** Exercise prompt **
Can you give all the records again without altering a single character?

[Collected data entries]
::::::

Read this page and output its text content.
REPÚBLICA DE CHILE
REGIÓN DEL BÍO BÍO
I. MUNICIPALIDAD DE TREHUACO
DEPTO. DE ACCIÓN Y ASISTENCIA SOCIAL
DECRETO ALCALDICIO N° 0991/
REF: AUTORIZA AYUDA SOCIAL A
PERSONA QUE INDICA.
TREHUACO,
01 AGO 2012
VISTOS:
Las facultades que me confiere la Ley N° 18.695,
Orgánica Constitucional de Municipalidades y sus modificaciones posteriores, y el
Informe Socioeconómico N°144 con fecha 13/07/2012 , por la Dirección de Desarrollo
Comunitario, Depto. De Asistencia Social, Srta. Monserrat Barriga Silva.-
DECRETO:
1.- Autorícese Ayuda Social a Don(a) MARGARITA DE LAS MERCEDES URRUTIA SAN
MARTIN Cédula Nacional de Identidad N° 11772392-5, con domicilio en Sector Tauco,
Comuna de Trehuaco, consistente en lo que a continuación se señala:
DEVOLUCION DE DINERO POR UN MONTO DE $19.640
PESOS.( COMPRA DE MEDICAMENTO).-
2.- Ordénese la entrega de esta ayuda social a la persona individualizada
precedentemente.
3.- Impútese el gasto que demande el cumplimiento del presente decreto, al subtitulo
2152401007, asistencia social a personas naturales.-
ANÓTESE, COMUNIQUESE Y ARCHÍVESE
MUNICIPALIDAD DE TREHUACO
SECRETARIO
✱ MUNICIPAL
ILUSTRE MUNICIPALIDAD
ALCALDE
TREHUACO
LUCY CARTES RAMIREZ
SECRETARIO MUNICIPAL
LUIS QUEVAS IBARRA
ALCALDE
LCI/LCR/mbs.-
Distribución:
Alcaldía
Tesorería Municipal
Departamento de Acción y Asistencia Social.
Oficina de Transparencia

::::::

** Task result **
Read this page and output its text content.
REPÚBLICA DE CHILE
REGIÓN DEL BÍO BÍO
I. MUNICIPALIDAD DE TREHUACO
DEPTO. DE ACCIÓN Y ASISTENCIA SOCIAL
DECRETO ALCALDICIO N° 0991/
REF: AUTORIZA AYUDA SOCIAL A
PERSONA QUE INDICA.
TREHUACO,
01 AGO 2012
VISTOS:
Las facultades que me confiere la Ley N° 18.695,
Orgánica Constitucional de Municipalidades y sus modificaciones posteriores, y el
Informe Socioeconómico N°144 con fecha 13/07/2012 , por la Dirección de Desarrollo
Comunitario, Depto. De Asistencia Social, Srta. Monserrat Barriga Silva.-
DECRETO:
1.- Autorícese Ayuda Social a Don(a) MARGARITA DE LAS MERCEDES URRUTIA SAN
MARTIN Cédula Nacional de Identidad N° 11772392-5, con domicilio en Sector Tauco,
Comuna de Trehuaco, consistente en lo que a continuación se señala:
DEVOLUCION DE DINERO POR UN MONTO DE $19.640
PESOS.( COMPRA DE MEDICAMENTO).-
2.- Ordénese la entrega de esta ayuda social a la persona individualizada
precedentemente.
3.- Impútese el gasto que demande el cumplimiento del presente decreto, al subtitulo
2152401007, asistencia social a personas naturales.-
ANÓTESE, COMUNIQUESE Y ARCHÍVESE
MUNICIPALIDAD DE TREHUACO
SECRETARIO
✱ MUNICIPAL
ILUSTRE MUNICIPALIDAD
ALCALDE
TREHUACO
LUCY CARTES RAMIREZ
SECRETARIO MUNICIPAL
LUIS QUEVAS IBARRA
ALCALDE
LCI/LCR/mbs.-
Distribución:
Alcaldía
Tesorería Municipal
Departamento de Acción y Asistencia Social.
Oficina de Transparencia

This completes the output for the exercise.